## EXERCISE DESCRIPTION
In the data below, find each line containing the string "text" and return it.
────
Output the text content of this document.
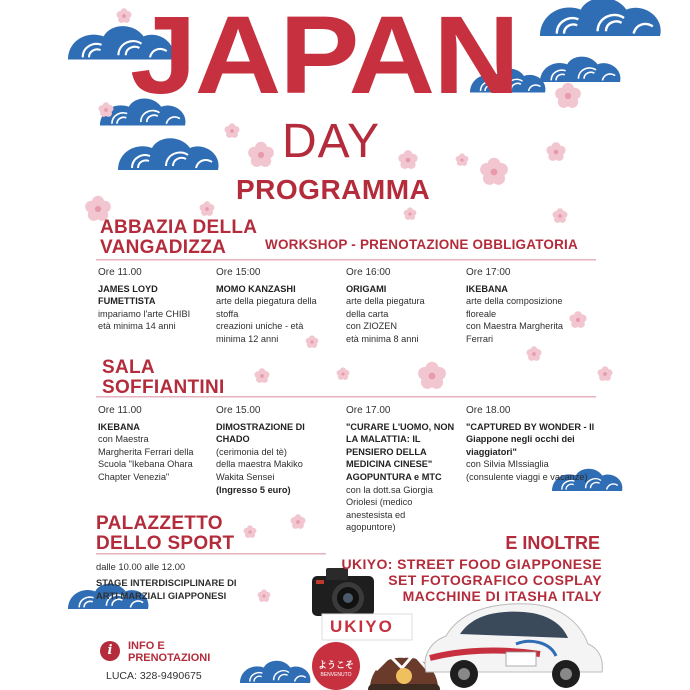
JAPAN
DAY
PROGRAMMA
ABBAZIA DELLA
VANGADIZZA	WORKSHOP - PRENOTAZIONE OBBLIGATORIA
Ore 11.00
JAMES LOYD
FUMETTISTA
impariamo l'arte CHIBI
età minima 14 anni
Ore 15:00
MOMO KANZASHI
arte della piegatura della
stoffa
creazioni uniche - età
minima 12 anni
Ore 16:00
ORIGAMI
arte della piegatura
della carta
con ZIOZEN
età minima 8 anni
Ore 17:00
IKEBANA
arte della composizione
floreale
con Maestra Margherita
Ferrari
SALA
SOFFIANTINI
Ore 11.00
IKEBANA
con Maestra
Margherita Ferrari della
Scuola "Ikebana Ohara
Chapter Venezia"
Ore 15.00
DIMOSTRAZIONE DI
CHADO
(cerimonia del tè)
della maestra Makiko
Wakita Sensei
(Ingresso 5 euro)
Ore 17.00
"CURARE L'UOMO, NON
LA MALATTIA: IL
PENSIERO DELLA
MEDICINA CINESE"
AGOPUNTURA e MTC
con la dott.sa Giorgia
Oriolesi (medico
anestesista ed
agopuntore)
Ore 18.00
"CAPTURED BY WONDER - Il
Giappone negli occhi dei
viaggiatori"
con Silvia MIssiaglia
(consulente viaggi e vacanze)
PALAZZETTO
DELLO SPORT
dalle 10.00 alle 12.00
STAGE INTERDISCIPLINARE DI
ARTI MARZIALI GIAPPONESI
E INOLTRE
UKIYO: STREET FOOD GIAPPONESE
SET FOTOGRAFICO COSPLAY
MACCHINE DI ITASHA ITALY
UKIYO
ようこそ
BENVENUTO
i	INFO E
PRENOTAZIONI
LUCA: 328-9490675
────
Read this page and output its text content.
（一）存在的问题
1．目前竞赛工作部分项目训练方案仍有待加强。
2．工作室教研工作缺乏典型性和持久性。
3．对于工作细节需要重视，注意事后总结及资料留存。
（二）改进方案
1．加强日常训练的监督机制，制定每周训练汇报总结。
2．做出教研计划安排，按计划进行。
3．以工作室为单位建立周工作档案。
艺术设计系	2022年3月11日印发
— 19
────
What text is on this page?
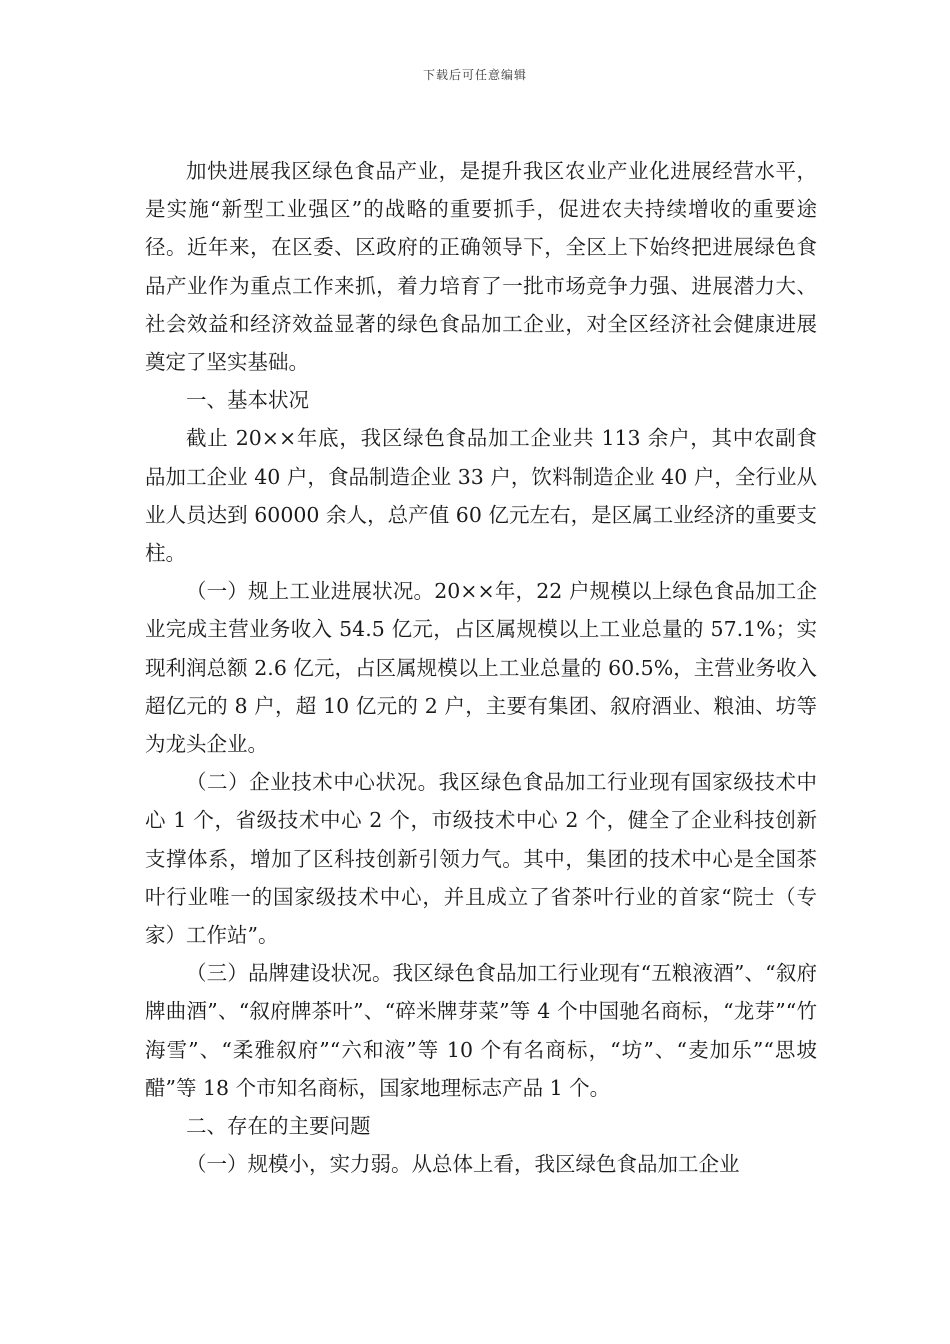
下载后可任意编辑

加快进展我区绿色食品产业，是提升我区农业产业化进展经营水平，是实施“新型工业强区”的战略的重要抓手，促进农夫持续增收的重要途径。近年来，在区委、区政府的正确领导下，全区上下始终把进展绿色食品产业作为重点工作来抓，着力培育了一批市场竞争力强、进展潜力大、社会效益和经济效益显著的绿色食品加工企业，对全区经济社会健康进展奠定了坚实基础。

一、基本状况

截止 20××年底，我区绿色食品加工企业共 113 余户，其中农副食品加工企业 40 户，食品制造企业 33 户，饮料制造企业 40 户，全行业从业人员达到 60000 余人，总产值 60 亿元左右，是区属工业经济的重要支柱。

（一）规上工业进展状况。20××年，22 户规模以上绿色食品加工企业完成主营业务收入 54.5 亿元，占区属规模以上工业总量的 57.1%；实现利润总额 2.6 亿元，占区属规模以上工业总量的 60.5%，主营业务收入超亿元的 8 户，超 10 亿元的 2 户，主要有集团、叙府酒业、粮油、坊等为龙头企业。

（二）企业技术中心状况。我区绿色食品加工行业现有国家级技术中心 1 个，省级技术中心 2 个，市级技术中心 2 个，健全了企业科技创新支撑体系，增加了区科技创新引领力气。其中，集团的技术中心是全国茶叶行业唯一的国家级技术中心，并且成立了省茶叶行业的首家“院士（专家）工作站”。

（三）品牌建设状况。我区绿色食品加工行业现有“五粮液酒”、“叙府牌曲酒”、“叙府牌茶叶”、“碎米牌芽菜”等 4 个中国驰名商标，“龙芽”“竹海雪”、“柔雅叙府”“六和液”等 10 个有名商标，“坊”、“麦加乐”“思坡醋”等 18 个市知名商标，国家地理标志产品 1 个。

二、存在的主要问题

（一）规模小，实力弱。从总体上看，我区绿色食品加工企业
────
## EXPECTED OUTPUT
Output the text content of this document.
Read this page and output its text content.
What text is on this page?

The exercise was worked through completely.